__SOURCE RECORDS__:
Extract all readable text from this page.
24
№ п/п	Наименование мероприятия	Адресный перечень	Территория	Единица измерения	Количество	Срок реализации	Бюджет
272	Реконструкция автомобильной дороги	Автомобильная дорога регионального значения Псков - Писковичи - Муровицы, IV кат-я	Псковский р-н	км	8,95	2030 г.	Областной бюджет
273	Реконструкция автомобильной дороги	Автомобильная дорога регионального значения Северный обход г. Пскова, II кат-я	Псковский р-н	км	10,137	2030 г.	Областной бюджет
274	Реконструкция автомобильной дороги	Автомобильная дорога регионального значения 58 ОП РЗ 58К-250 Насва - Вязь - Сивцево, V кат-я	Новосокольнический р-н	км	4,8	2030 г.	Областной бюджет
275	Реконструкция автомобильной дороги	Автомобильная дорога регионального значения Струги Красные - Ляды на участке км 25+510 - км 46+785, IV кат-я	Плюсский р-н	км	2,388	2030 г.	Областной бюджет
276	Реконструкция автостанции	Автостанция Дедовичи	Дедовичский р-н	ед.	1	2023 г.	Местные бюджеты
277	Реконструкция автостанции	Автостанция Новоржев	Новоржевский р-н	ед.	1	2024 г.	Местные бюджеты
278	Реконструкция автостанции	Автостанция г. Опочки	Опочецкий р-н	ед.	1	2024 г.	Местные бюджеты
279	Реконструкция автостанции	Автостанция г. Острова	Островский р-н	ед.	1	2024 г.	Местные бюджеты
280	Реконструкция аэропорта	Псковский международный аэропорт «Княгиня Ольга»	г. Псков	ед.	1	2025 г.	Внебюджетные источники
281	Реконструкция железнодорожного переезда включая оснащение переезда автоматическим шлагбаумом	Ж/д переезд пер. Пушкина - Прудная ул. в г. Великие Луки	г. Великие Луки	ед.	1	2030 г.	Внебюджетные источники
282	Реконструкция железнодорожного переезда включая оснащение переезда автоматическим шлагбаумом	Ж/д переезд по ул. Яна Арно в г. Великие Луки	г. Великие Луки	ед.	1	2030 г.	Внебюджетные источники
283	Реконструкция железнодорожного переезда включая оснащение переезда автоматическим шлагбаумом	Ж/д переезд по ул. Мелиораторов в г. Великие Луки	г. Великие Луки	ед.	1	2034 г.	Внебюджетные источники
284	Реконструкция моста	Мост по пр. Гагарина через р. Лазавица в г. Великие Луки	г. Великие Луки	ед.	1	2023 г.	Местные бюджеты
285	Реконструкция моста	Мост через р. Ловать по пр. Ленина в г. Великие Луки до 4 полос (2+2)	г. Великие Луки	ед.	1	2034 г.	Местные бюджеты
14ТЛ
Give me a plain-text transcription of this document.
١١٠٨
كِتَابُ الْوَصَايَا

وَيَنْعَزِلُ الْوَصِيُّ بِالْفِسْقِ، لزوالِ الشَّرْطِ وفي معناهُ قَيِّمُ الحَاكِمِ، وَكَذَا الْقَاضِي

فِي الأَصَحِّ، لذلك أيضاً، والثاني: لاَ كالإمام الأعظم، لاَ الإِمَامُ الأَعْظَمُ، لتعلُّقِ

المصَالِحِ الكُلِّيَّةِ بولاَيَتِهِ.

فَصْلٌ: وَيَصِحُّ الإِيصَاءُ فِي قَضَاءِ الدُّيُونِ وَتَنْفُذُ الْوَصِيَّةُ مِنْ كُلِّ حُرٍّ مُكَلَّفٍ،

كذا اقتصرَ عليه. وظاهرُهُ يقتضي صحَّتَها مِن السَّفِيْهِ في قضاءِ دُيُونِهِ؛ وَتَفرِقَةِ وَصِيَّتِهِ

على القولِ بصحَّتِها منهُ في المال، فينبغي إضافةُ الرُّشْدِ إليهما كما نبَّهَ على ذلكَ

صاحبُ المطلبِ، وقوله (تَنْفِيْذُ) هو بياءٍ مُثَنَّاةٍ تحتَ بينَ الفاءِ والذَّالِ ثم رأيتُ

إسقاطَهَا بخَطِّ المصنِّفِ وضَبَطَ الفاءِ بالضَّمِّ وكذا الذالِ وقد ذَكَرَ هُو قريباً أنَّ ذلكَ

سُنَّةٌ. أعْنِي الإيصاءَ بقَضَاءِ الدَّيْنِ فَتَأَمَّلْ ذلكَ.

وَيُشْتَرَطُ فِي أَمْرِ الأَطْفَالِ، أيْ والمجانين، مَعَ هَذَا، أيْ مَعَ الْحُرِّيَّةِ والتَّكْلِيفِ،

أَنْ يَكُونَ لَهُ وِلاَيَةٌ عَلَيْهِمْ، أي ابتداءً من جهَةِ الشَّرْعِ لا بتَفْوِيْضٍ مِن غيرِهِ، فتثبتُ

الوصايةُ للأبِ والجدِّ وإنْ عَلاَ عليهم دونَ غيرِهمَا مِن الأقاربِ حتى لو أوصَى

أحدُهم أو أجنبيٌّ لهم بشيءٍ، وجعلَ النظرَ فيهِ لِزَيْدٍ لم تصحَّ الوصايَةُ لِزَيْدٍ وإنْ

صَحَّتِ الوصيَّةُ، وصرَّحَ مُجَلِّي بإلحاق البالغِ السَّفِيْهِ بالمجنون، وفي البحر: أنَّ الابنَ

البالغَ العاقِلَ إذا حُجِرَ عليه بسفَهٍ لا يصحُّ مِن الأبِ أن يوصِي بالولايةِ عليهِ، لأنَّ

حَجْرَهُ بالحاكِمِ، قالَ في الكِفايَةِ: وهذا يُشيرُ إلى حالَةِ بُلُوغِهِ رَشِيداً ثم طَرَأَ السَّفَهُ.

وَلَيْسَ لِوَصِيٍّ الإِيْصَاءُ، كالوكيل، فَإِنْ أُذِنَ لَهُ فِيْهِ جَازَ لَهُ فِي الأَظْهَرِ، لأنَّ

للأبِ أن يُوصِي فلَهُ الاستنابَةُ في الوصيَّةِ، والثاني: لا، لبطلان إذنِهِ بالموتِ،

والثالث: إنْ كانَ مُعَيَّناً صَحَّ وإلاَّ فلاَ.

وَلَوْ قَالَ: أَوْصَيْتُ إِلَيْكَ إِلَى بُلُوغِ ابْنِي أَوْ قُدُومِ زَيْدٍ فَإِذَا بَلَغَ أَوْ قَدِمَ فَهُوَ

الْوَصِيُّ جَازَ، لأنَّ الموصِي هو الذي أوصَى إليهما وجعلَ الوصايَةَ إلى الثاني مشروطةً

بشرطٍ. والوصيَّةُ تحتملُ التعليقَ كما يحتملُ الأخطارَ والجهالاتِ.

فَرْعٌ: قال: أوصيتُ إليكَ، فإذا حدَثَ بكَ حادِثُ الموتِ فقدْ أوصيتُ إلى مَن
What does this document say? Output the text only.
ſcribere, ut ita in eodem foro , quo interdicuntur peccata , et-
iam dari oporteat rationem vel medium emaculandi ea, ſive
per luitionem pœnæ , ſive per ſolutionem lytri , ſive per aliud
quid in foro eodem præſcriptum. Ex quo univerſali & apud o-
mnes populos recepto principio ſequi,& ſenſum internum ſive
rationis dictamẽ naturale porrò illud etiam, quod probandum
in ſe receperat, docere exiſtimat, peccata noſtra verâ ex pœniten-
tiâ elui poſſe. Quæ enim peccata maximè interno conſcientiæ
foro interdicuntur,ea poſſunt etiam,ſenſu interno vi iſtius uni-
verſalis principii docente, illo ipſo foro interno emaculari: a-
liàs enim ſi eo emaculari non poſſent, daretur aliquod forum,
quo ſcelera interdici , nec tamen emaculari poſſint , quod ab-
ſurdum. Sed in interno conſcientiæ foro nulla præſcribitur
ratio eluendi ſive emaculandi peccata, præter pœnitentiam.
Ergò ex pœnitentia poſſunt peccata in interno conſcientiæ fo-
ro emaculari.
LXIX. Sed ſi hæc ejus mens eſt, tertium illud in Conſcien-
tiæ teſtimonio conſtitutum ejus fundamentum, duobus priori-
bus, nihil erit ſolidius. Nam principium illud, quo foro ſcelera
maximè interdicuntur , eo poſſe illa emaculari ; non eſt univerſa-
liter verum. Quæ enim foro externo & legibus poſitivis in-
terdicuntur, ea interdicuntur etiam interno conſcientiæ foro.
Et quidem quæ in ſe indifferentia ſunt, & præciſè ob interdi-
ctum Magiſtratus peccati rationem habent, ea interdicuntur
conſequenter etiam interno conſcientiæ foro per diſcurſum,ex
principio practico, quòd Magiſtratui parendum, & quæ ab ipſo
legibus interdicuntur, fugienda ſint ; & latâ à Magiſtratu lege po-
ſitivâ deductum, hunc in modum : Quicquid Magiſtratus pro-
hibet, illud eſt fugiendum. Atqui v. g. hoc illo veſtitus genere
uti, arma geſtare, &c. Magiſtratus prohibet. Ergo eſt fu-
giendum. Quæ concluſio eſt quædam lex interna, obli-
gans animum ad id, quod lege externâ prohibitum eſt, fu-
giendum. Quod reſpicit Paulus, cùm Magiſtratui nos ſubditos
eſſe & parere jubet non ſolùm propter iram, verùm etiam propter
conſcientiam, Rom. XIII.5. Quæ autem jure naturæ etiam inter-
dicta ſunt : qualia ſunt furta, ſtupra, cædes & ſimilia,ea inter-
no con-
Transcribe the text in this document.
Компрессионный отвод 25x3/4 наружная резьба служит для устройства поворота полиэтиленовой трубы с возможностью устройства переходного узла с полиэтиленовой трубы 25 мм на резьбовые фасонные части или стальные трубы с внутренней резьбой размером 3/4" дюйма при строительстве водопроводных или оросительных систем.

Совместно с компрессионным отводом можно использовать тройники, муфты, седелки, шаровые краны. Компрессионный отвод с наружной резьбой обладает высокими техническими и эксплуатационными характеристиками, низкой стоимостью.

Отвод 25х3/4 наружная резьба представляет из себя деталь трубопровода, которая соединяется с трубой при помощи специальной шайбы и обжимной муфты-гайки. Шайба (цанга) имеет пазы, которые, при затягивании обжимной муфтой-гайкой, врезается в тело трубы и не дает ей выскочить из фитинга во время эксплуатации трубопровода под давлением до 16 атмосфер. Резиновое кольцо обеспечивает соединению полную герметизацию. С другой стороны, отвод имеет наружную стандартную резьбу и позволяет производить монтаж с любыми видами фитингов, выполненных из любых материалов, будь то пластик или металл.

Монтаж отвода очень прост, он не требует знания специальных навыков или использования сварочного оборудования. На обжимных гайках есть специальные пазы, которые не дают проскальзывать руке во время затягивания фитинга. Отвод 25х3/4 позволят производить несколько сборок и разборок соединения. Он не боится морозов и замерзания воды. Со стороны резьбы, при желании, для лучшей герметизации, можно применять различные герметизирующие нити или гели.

__TASK STATEMENT__:
Lines that include the word "etiam" — how many are there in the data? Answer with the number alone.

__SOLUTION FOR THIS TASK__:
6